**DATASET CONTENT**:
- - -

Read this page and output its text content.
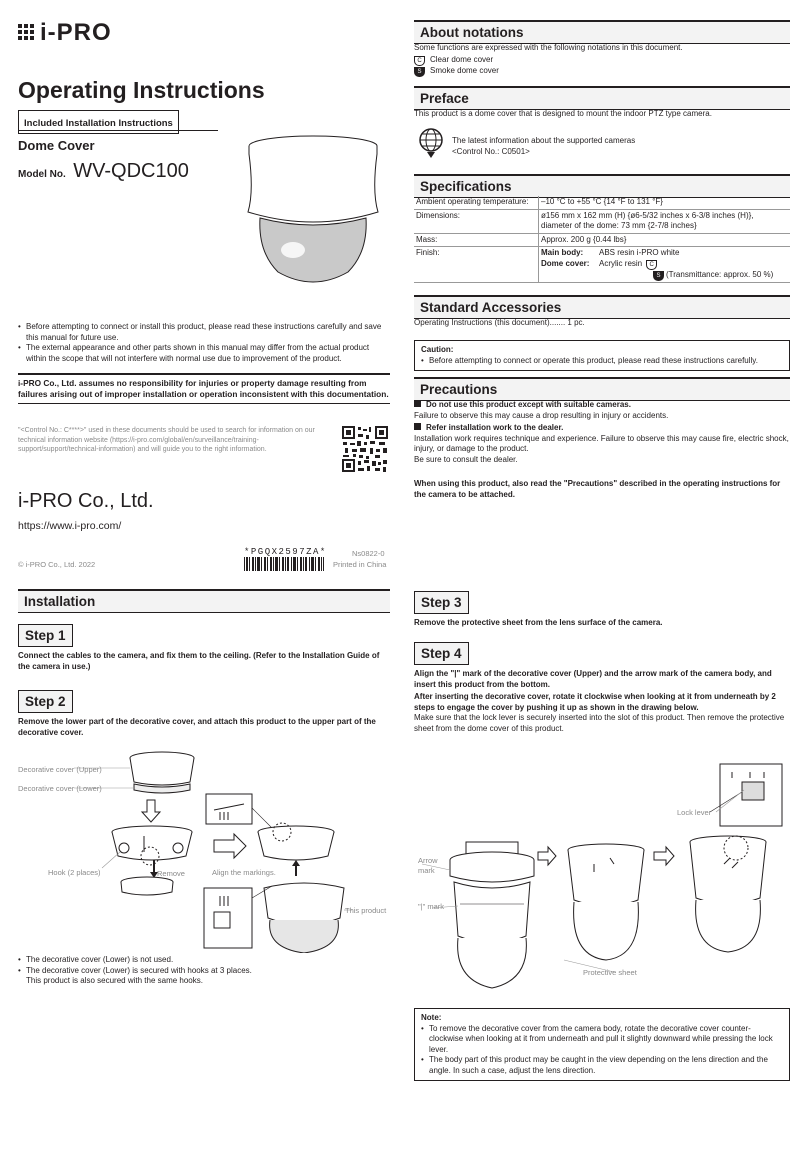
i-PRO
Operating Instructions
Included Installation Instructions
Dome Cover
Model No. WV-QDC100
• Before attempting to connect or install this product, please read these instructions carefully and save this manual for future use.
• The external appearance and other parts shown in this manual may differ from the actual product within the scope that will not interfere with normal use due to improvement of the product.
i-PRO Co., Ltd. assumes no responsibility for injuries or property damage resulting from failures arising out of improper installation or operation inconsistent with this documentation.
"<Control No.: C****>" used in these documents should be used to search for information on our technical information website (https://i-pro.com/global/en/surveillance/training-support/support/technical-information) and will guide you to the right information.
i-PRO Co., Ltd.
https://www.i-pro.com/
© i-PRO Co., Ltd. 2022
*PGQX2597ZA*	Ns0822-0
Printed in China
About notations
Some functions are expressed with the following notations in this document.
C Clear dome cover
S Smoke dome cover
Preface
This product is a dome cover that is designed to mount the indoor PTZ type camera.
The latest information about the supported cameras
<Control No.: C0501>
Specifications
Ambient operating temperature:	–10 °C to +55 °C {14 °F to 131 °F}
Dimensions:	ø156 mm x 162 mm (H) {ø6-5/32 inches x 6-3/8 inches (H)},
diameter of the dome: 73 mm {2-7/8 inches}

Mass:	Approx. 200 g {0.44 lbs}
Finish:	Main body: ABS resin i-PRO white
Dome cover: Acrylic resin C
S (Transmittance: approx. 50 %)
Standard Accessories
Operating Instructions (this document)....... 1 pc.
Caution:
• Before attempting to connect or operate this product, please read these instructions carefully.
Precautions
Do not use this product except with suitable cameras.
Failure to observe this may cause a drop resulting in injury or accidents.
Refer installation work to the dealer.
Installation work requires technique and experience. Failure to observe this may cause fire, electric shock, injury, or damage to the product.
Be sure to consult the dealer.
When using this product, also read the "Precautions" described in the operating instructions for the camera to be attached.
Installation
Step 1
Connect the cables to the camera, and fix them to the ceiling. (Refer to the Installation Guide of the camera in use.)
Step 2
Remove the lower part of the decorative cover, and attach this product to the upper part of the decorative cover.
Decorative cover (Upper)
Decorative cover (Lower)
Hook (2 places)	Remove	Align the markings.
This product
• The decorative cover (Lower) is not used.
• The decorative cover (Lower) is secured with hooks at 3 places.
This product is also secured with the same hooks.
Step 3
Remove the protective sheet from the lens surface of the camera.
Step 4
Align the "|" mark of the decorative cover (Upper) and the arrow mark of the camera body, and insert this product from the bottom.
After inserting the decorative cover, rotate it clockwise when looking at it from underneath by 2 steps to engage the cover by pushing it up as shown in the drawing below.
Make sure that the lock lever is securely inserted into the slot of this product. Then remove the protective sheet from the dome cover of this product.
Lock lever
Arrow mark
"|" mark
Protective sheet
Note:
• To remove the decorative cover from the camera body, rotate the decorative cover counter-clockwise when looking at it from underneath and pull it slightly downward while pressing the lock lever.
• The body part of this product may be caught in the view depending on the lens direction and the angle. In such a case, adjust the lens direction.
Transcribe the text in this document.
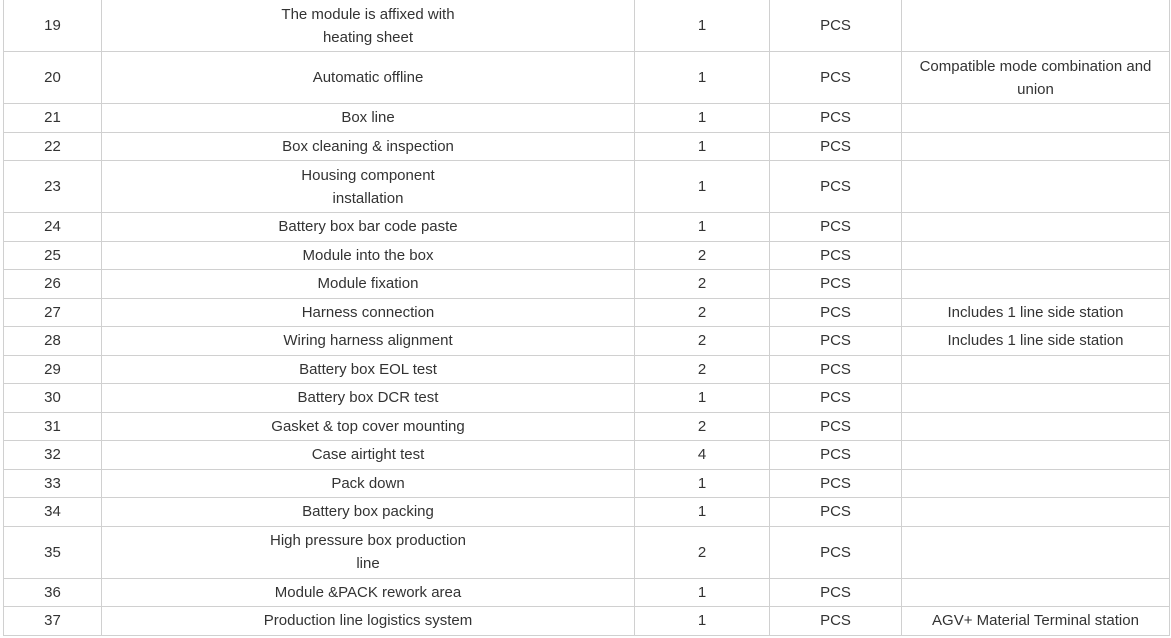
19	The module is affixed with heating sheet	1	PCS	
20	Automatic offline	1	PCS	Compatible mode combination and union
21	Box line	1	PCS	
22	Box cleaning & inspection	1	PCS	
23	Housing component installation	1	PCS	
24	Battery box bar code paste	1	PCS	
25	Module into the box	2	PCS	
26	Module fixation	2	PCS	
27	Harness connection	2	PCS	Includes 1 line side station
28	Wiring harness alignment	2	PCS	Includes 1 line side station
29	Battery box EOL test	2	PCS	
30	Battery box DCR test	1	PCS	
31	Gasket & top cover mounting	2	PCS	
32	Case airtight test	4	PCS	
33	Pack down	1	PCS	
34	Battery box packing	1	PCS	
35	High pressure box production line	2	PCS	
36	Module &PACK rework area	1	PCS	
37	Production line logistics system	1	PCS	AGV+ Material Terminal station
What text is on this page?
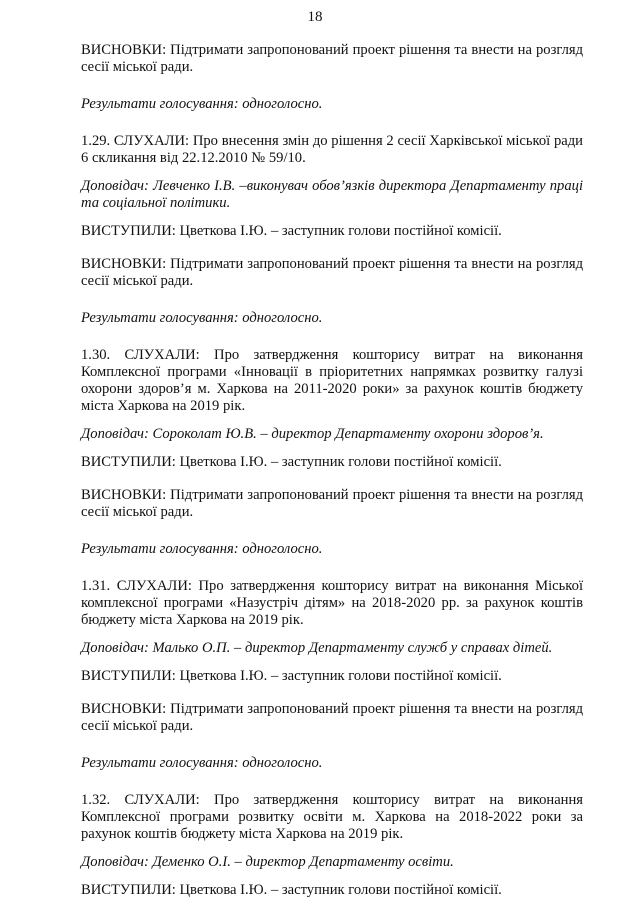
18

ВИСНОВКИ: Підтримати запропонований проект рішення та внести на розгляд сесії міської ради.

Результати голосування: одноголосно.

1.29. СЛУХАЛИ: Про внесення змін до рішення 2 сесії Харківської міської ради 6 скликання від 22.12.2010 № 59/10.

Доповідач: Левченко І.В. –виконувач обов’язків директора Департаменту праці та соціальної політики.

ВИСТУПИЛИ: Цветкова І.Ю. – заступник голови постійної комісії.

ВИСНОВКИ: Підтримати запропонований проект рішення та внести на розгляд сесії міської ради.

Результати голосування: одноголосно.

1.30. СЛУХАЛИ: Про затвердження кошторису витрат на виконання Комплексної програми «Інновації в пріоритетних напрямках розвитку галузі охорони здоров’я м. Харкова на 2011-2020 роки» за рахунок коштів бюджету міста Харкова на 2019 рік.

Доповідач: Сороколат Ю.В. – директор Департаменту охорони здоров’я.

ВИСТУПИЛИ: Цветкова І.Ю. – заступник голови постійної комісії.

ВИСНОВКИ: Підтримати запропонований проект рішення та внести на розгляд сесії міської ради.

Результати голосування: одноголосно.

1.31. СЛУХАЛИ: Про затвердження кошторису витрат на виконання Міської комплексної програми «Назустріч дітям» на 2018-2020 рр. за рахунок коштів бюджету міста Харкова на 2019 рік.

Доповідач: Малько О.П. – директор Департаменту служб у справах дітей.

ВИСТУПИЛИ: Цветкова І.Ю. – заступник голови постійної комісії.

ВИСНОВКИ: Підтримати запропонований проект рішення та внести на розгляд сесії міської ради.

Результати голосування: одноголосно.

1.32. СЛУХАЛИ: Про затвердження кошторису витрат на виконання Комплексної програми розвитку освіти м. Харкова на 2018-2022 роки за рахунок коштів бюджету міста Харкова на 2019 рік.

Доповідач: Деменко О.І. – директор Департаменту освіти.

ВИСТУПИЛИ: Цветкова І.Ю. – заступник голови постійної комісії.
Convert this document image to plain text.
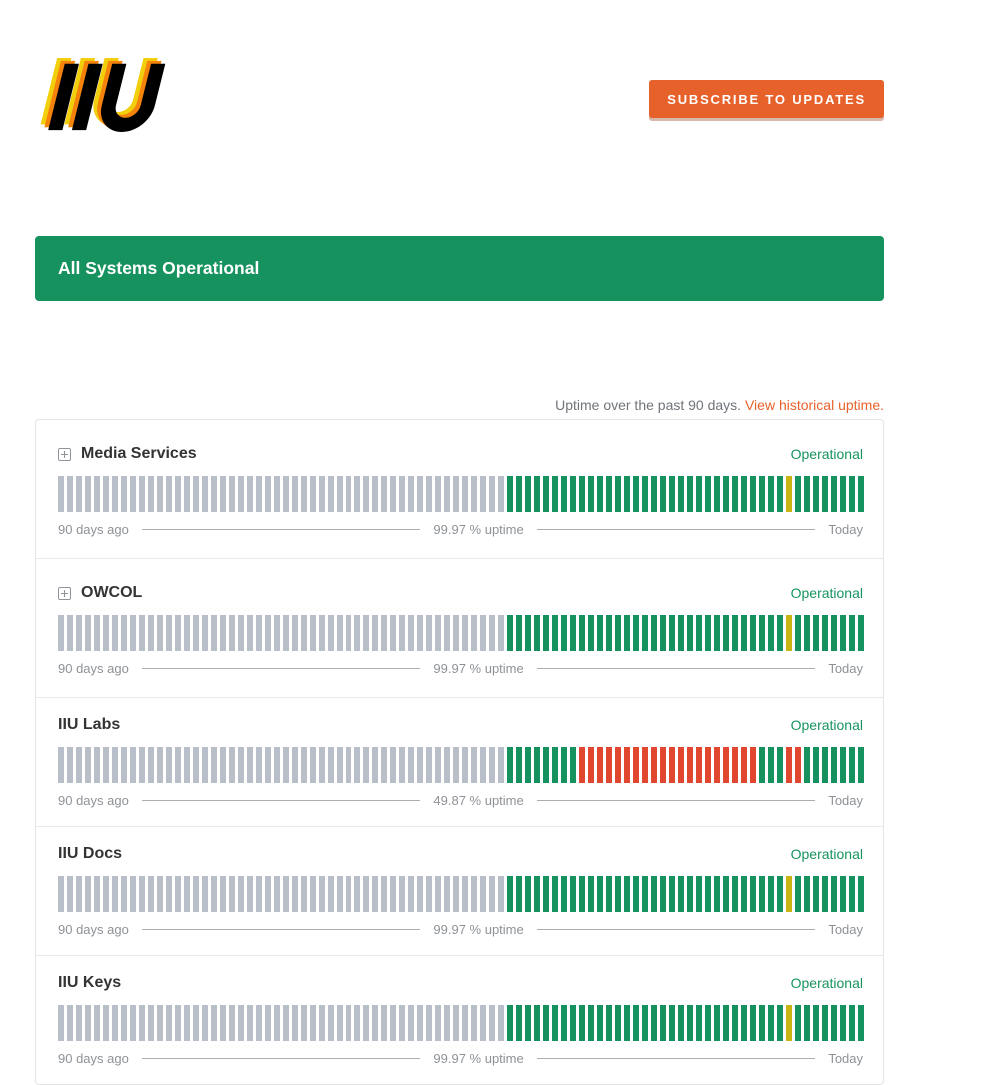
SUBSCRIBE TO UPDATES
All Systems Operational
Uptime over the past 90 days. View historical uptime.
Media Services	Operational
90 days ago	99.97 % uptime	Today
OWCOL	Operational
90 days ago	99.97 % uptime	Today
IIU Labs	Operational
90 days ago	49.87 % uptime	Today
IIU Docs	Operational
90 days ago	99.97 % uptime	Today
IIU Keys	Operational
90 days ago	99.97 % uptime	Today
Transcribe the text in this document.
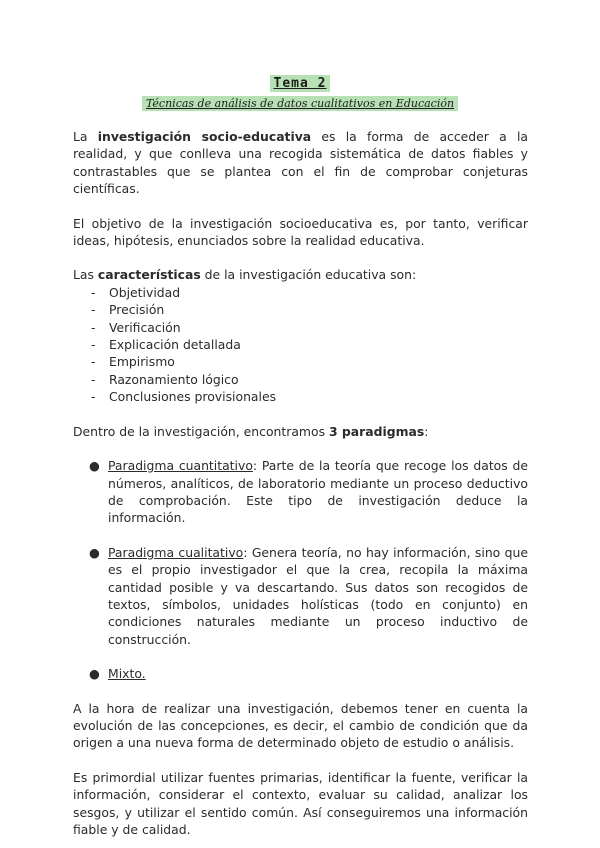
Tema 2
Técnicas de análisis de datos cualitativos en Educación

La investigación socio-educativa es la forma de acceder a la realidad, y que conlleva una recogida sistemática de datos fiables y contrastables que se plantea con el fin de comprobar conjeturas científicas.

El objetivo de la investigación socioeducativa es, por tanto, verificar ideas, hipótesis, enunciados sobre la realidad educativa.

Las características de la investigación educativa son:

- Objetividad
- Precisión
- Verificación
- Explicación detallada
- Empirismo
- Razonamiento lógico
- Conclusiones provisionales

Dentro de la investigación, encontramos 3 paradigmas:

● Paradigma cuantitativo: Parte de la teoría que recoge los datos de números, analíticos, de laboratorio mediante un proceso deductivo de comprobación. Este tipo de investigación deduce la información.
● Paradigma cualitativo: Genera teoría, no hay información, sino que es el propio investigador el que la crea, recopila la máxima cantidad posible y va descartando. Sus datos son recogidos de textos, símbolos, unidades holísticas (todo en conjunto) en condiciones naturales mediante un proceso inductivo de construcción.
● Mixto.

A la hora de realizar una investigación, debemos tener en cuenta la evolución de las concepciones, es decir, el cambio de condición que da origen a una nueva forma de determinado objeto de estudio o análisis.

Es primordial utilizar fuentes primarias, identificar la fuente, verificar la información, considerar el contexto, evaluar su calidad, analizar los sesgos, y utilizar el sentido común. Así conseguiremos una información fiable y de calidad.
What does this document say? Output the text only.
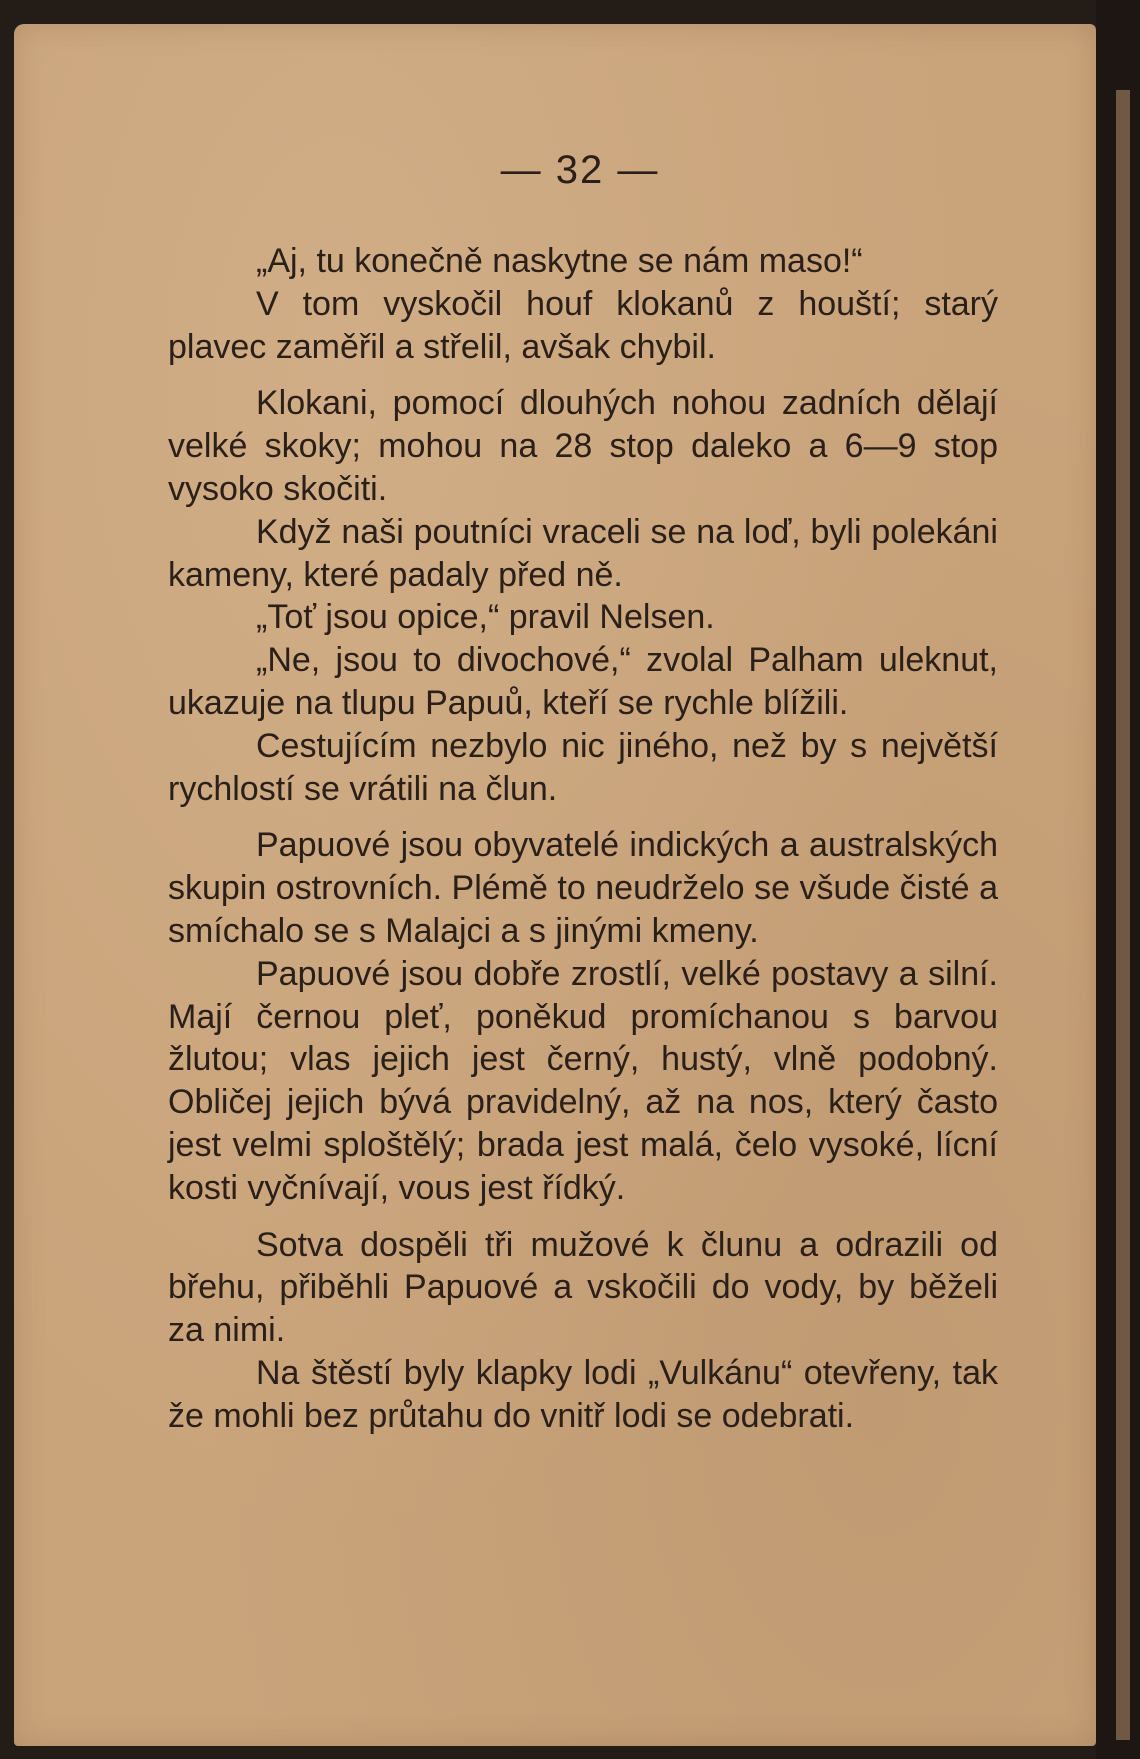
— 32 —

„Aj, tu konečně naskytne se nám maso!“

V tom vyskočil houf klokanů z houští; starý plavec zaměřil a střelil, avšak chybil.

Klokani, pomocí dlouhých nohou zadních dělají velké skoky; mohou na 28 stop daleko a 6—9 stop vysoko skočiti.

Když naši poutníci vraceli se na loď, byli polekáni kameny, které padaly před ně.

„Toť jsou opice,“ pravil Nelsen.

„Ne, jsou to divochové,“ zvolal Palham uleknut, ukazuje na tlupu Papuů, kteří se rychle blížili.

Cestujícím nezbylo nic jiného, než by s největší rychlostí se vrátili na člun.

Papuové jsou obyvatelé indických a australských skupin ostrovních. Plémě to neudrželo se všude čisté a smíchalo se s Malajci a s jinými kmeny.

Papuové jsou dobře zrostlí, velké postavy a silní. Mají černou pleť, poněkud promíchanou s barvou žlutou; vlas jejich jest černý, hustý, vlně podobný. Obličej jejich bývá pravidelný, až na nos, který často jest velmi sploštělý; brada jest malá, čelo vysoké, lícní kosti vyčnívají, vous jest řídký.

Sotva dospěli tři mužové k člunu a odrazili od břehu, přiběhli Papuové a vskočili do vody, by běželi za nimi.

Na štěstí byly klapky lodi „Vulkánu“ otevřeny, tak že mohli bez průtahu do vnitř lodi se odebrati.
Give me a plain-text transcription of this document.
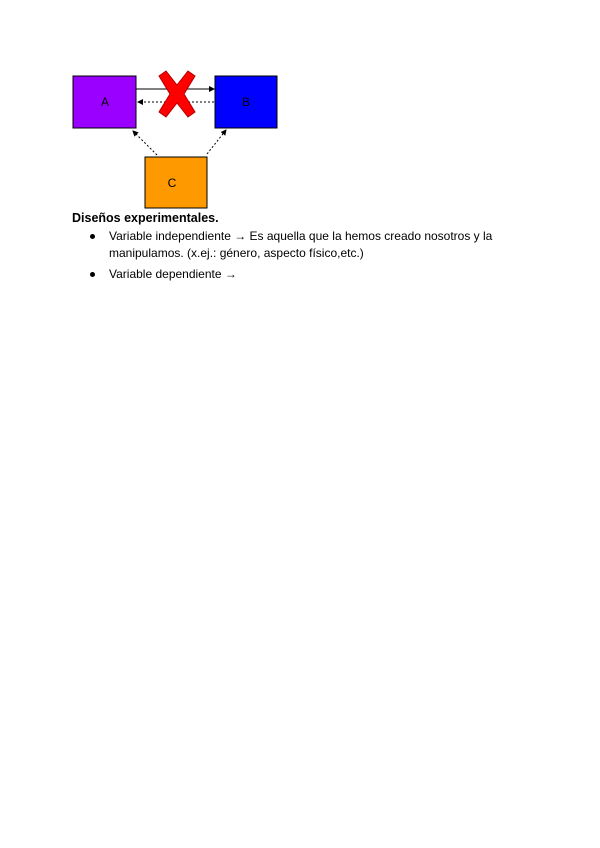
A	B
C
Diseños experimentales.
Variable independiente → Es aquella que la hemos creado nosotros y la manipulamos. (x.ej.: género, aspecto físico,etc.)
Variable dependiente →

- - -

**OBJECTIVE**: Take the line containing "Give me a plain-text" through the last line of the material and retype exactly those lines, both ends included, with no pictures.

**TASK ANSWER**:
Give me a plain-text transcription of this document.
A	B
C
Diseños experimentales.
Variable independiente → Es aquella que la hemos creado nosotros y la manipulamos. (x.ej.: género, aspecto físico,etc.)
Variable dependiente →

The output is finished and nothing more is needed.